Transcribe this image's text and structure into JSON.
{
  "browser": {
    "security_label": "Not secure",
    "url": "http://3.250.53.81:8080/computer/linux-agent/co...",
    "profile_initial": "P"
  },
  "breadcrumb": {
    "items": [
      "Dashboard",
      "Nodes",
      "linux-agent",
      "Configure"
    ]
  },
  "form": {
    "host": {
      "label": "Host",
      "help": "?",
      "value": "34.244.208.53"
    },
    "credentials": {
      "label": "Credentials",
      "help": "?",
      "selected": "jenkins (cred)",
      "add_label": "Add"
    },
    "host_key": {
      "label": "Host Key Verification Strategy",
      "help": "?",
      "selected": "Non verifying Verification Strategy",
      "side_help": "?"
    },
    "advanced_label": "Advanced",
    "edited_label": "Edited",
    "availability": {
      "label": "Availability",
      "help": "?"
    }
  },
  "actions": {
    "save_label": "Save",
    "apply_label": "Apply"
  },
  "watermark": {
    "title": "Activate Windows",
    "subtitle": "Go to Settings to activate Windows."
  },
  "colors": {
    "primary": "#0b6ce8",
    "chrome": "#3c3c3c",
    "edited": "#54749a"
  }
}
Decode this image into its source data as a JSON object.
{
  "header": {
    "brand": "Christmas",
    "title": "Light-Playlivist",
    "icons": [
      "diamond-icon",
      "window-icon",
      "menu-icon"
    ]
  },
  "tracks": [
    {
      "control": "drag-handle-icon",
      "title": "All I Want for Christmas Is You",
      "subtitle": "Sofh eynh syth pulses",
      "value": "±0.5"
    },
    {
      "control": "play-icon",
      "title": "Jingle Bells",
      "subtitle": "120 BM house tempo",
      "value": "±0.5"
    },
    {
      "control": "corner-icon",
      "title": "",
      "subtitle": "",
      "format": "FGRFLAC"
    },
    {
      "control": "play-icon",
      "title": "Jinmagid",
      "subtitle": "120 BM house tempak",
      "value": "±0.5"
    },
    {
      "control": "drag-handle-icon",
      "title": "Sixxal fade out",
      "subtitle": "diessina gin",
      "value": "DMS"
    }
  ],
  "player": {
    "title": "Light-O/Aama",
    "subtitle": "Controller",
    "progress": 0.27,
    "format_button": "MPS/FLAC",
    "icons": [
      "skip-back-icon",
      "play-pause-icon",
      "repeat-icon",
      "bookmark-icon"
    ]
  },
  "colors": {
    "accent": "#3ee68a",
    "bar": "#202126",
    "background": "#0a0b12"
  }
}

______________________________

> _REQUIREMENT_:
Extract the complete data, matching each line exactly.

> _EXERCISE RESULT_:
Transcribe this image's text and structure into JSON.
{
  "browser": {
    "security_label": "Not secure",
    "url": "http://3.250.53.81:8080/computer/linux-agent/co...",
    "profile_initial": "P"
  },
  "breadcrumb": {
    "items": [
      "Dashboard",
      "Nodes",
      "linux-agent",
      "Configure"
    ]
  },
  "form": {
    "host": {
      "label": "Host",
      "help": "?",
      "value": "34.244.208.53"
    },
    "credentials": {
      "label": "Credentials",
      "help": "?",
      "selected": "jenkins (cred)",
      "add_label": "Add"
    },
    "host_key": {
      "label": "Host Key Verification Strategy",
      "help": "?",
      "selected": "Non verifying Verification Strategy",
      "side_help": "?"
    },
    "advanced_label": "Advanced",
    "edited_label": "Edited",
    "availability": {
      "label": "Availability",
      "help": "?"
    }
  },
  "actions": {
    "save_label": "Save",
    "apply_label": "Apply"
  },
  "watermark": {
    "title": "Activate Windows",
    "subtitle": "Go to Settings to activate Windows."
  },
  "colors": {
    "primary": "#0b6ce8",
    "chrome": "#3c3c3c",
    "edited": "#54749a"
  }
}
Decode this image into its source data as a JSON object.
{
  "header": {
    "brand": "Christmas",
    "title": "Light-Playlivist",
    "icons": [
      "diamond-icon",
      "window-icon",
      "menu-icon"
    ]
  },
  "tracks": [
    {
      "control": "drag-handle-icon",
      "title": "All I Want for Christmas Is You",
      "subtitle": "Sofh eynh syth pulses",
      "value": "±0.5"
    },
    {
      "control": "play-icon",
      "title": "Jingle Bells",
      "subtitle": "120 BM house tempo",
      "value": "±0.5"
    },
    {
      "control": "corner-icon",
      "title": "",
      "subtitle": "",
      "format": "FGRFLAC"
    },
    {
      "control": "play-icon",
      "title": "Jinmagid",
      "subtitle": "120 BM house tempak",
      "value": "±0.5"
    },
    {
      "control": "drag-handle-icon",
      "title": "Sixxal fade out",
      "subtitle": "diessina gin",
      "value": "DMS"
    }
  ],
  "player": {
    "title": "Light-O/Aama",
    "subtitle": "Controller",
    "progress": 0.27,
    "format_button": "MPS/FLAC",
    "icons": [
      "skip-back-icon",
      "play-pause-icon",
      "repeat-icon",
      "bookmark-icon"
    ]
  },
  "colors": {
    "accent": "#3ee68a",
    "bar": "#202126",
    "background": "#0a0b12"
  }
}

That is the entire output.